EXERCISE TASK
The records that follow must be reproduced in full, exactly as written.

[Records that describe figures]
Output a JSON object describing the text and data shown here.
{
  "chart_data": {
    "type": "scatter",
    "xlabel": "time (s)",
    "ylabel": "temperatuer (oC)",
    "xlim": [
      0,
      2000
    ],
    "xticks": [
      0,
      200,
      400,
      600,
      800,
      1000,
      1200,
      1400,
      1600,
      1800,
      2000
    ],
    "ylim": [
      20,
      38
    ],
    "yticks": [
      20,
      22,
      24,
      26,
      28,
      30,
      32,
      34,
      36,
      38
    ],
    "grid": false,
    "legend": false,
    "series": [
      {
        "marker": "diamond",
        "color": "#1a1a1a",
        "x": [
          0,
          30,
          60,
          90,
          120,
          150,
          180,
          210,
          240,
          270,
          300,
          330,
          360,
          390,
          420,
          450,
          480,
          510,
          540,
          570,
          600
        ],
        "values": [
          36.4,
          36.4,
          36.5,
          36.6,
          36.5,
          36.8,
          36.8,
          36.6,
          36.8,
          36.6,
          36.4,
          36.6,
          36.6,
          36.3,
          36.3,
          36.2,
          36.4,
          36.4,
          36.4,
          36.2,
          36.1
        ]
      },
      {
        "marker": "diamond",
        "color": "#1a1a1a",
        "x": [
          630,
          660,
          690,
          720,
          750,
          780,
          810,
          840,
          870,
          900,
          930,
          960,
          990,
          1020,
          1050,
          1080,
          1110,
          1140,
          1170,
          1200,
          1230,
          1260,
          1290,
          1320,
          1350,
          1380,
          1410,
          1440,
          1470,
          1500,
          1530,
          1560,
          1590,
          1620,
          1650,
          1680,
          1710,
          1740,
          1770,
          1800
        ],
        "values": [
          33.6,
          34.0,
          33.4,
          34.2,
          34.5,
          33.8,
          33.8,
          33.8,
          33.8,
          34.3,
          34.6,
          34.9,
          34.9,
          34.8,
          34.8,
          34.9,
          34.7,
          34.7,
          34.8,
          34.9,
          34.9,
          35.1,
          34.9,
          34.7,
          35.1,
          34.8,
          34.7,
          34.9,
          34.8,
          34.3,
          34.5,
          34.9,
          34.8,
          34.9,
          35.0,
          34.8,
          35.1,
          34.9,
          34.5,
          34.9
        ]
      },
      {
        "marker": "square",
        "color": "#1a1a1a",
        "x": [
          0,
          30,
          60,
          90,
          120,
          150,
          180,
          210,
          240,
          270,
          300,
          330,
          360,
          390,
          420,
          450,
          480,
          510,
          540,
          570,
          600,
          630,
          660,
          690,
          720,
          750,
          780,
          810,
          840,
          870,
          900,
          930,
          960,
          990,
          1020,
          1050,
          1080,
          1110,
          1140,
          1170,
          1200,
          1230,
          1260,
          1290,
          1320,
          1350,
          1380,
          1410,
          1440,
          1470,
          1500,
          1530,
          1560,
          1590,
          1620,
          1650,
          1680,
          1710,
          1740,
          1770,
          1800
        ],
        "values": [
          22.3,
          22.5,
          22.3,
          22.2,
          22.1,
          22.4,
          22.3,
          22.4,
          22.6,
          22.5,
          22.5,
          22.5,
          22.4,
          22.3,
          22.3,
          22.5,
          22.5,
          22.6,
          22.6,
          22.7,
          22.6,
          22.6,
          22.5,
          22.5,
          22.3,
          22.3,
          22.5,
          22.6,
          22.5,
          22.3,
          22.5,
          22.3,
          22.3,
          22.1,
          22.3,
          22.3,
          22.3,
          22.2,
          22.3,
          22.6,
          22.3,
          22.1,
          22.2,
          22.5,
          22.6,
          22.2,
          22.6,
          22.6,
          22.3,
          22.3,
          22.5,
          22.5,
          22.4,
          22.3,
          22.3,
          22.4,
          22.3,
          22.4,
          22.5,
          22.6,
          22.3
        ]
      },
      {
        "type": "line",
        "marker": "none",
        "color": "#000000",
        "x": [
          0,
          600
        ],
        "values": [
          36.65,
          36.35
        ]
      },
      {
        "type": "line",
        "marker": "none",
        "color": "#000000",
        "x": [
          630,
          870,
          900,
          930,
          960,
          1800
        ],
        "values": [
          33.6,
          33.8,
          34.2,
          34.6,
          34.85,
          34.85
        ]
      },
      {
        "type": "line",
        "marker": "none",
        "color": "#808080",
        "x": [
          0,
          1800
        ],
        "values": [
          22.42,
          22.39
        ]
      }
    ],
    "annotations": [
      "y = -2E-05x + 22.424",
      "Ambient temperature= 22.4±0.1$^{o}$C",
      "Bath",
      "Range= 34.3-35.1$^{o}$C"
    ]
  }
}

WRITTEN SOLUTION
Output a JSON object describing the text and data shown here.
{
  "chart_data": {
    "type": "scatter",
    "xlabel": "time (s)",
    "ylabel": "temperatuer (oC)",
    "xlim": [
      0,
      2000
    ],
    "xticks": [
      0,
      200,
      400,
      600,
      800,
      1000,
      1200,
      1400,
      1600,
      1800,
      2000
    ],
    "ylim": [
      20,
      38
    ],
    "yticks": [
      20,
      22,
      24,
      26,
      28,
      30,
      32,
      34,
      36,
      38
    ],
    "grid": false,
    "legend": false,
    "series": [
      {
        "marker": "diamond",
        "color": "#1a1a1a",
        "x": [
          0,
          30,
          60,
          90,
          120,
          150,
          180,
          210,
          240,
          270,
          300,
          330,
          360,
          390,
          420,
          450,
          480,
          510,
          540,
          570,
          600
        ],
        "values": [
          36.4,
          36.4,
          36.5,
          36.6,
          36.5,
          36.8,
          36.8,
          36.6,
          36.8,
          36.6,
          36.4,
          36.6,
          36.6,
          36.3,
          36.3,
          36.2,
          36.4,
          36.4,
          36.4,
          36.2,
          36.1
        ]
      },
      {
        "marker": "diamond",
        "color": "#1a1a1a",
        "x": [
          630,
          660,
          690,
          720,
          750,
          780,
          810,
          840,
          870,
          900,
          930,
          960,
          990,
          1020,
          1050,
          1080,
          1110,
          1140,
          1170,
          1200,
          1230,
          1260,
          1290,
          1320,
          1350,
          1380,
          1410,
          1440,
          1470,
          1500,
          1530,
          1560,
          1590,
          1620,
          1650,
          1680,
          1710,
          1740,
          1770,
          1800
        ],
        "values": [
          33.6,
          34.0,
          33.4,
          34.2,
          34.5,
          33.8,
          33.8,
          33.8,
          33.8,
          34.3,
          34.6,
          34.9,
          34.9,
          34.8,
          34.8,
          34.9,
          34.7,
          34.7,
          34.8,
          34.9,
          34.9,
          35.1,
          34.9,
          34.7,
          35.1,
          34.8,
          34.7,
          34.9,
          34.8,
          34.3,
          34.5,
          34.9,
          34.8,
          34.9,
          35.0,
          34.8,
          35.1,
          34.9,
          34.5,
          34.9
        ]
      },
      {
        "marker": "square",
        "color": "#1a1a1a",
        "x": [
          0,
          30,
          60,
          90,
          120,
          150,
          180,
          210,
          240,
          270,
          300,
          330,
          360,
          390,
          420,
          450,
          480,
          510,
          540,
          570,
          600,
          630,
          660,
          690,
          720,
          750,
          780,
          810,
          840,
          870,
          900,
          930,
          960,
          990,
          1020,
          1050,
          1080,
          1110,
          1140,
          1170,
          1200,
          1230,
          1260,
          1290,
          1320,
          1350,
          1380,
          1410,
          1440,
          1470,
          1500,
          1530,
          1560,
          1590,
          1620,
          1650,
          1680,
          1710,
          1740,
          1770,
          1800
        ],
        "values": [
          22.3,
          22.5,
          22.3,
          22.2,
          22.1,
          22.4,
          22.3,
          22.4,
          22.6,
          22.5,
          22.5,
          22.5,
          22.4,
          22.3,
          22.3,
          22.5,
          22.5,
          22.6,
          22.6,
          22.7,
          22.6,
          22.6,
          22.5,
          22.5,
          22.3,
          22.3,
          22.5,
          22.6,
          22.5,
          22.3,
          22.5,
          22.3,
          22.3,
          22.1,
          22.3,
          22.3,
          22.3,
          22.2,
          22.3,
          22.6,
          22.3,
          22.1,
          22.2,
          22.5,
          22.6,
          22.2,
          22.6,
          22.6,
          22.3,
          22.3,
          22.5,
          22.5,
          22.4,
          22.3,
          22.3,
          22.4,
          22.3,
          22.4,
          22.5,
          22.6,
          22.3
        ]
      },
      {
        "type": "line",
        "marker": "none",
        "color": "#000000",
        "x": [
          0,
          600
        ],
        "values": [
          36.65,
          36.35
        ]
      },
      {
        "type": "line",
        "marker": "none",
        "color": "#000000",
        "x": [
          630,
          870,
          900,
          930,
          960,
          1800
        ],
        "values": [
          33.6,
          33.8,
          34.2,
          34.6,
          34.85,
          34.85
        ]
      },
      {
        "type": "line",
        "marker": "none",
        "color": "#808080",
        "x": [
          0,
          1800
        ],
        "values": [
          22.42,
          22.39
        ]
      }
    ],
    "annotations": [
      "y = -2E-05x + 22.424",
      "Ambient temperature= 22.4±0.1$^{o}$C",
      "Bath",
      "Range= 34.3-35.1$^{o}$C"
    ]
  }
}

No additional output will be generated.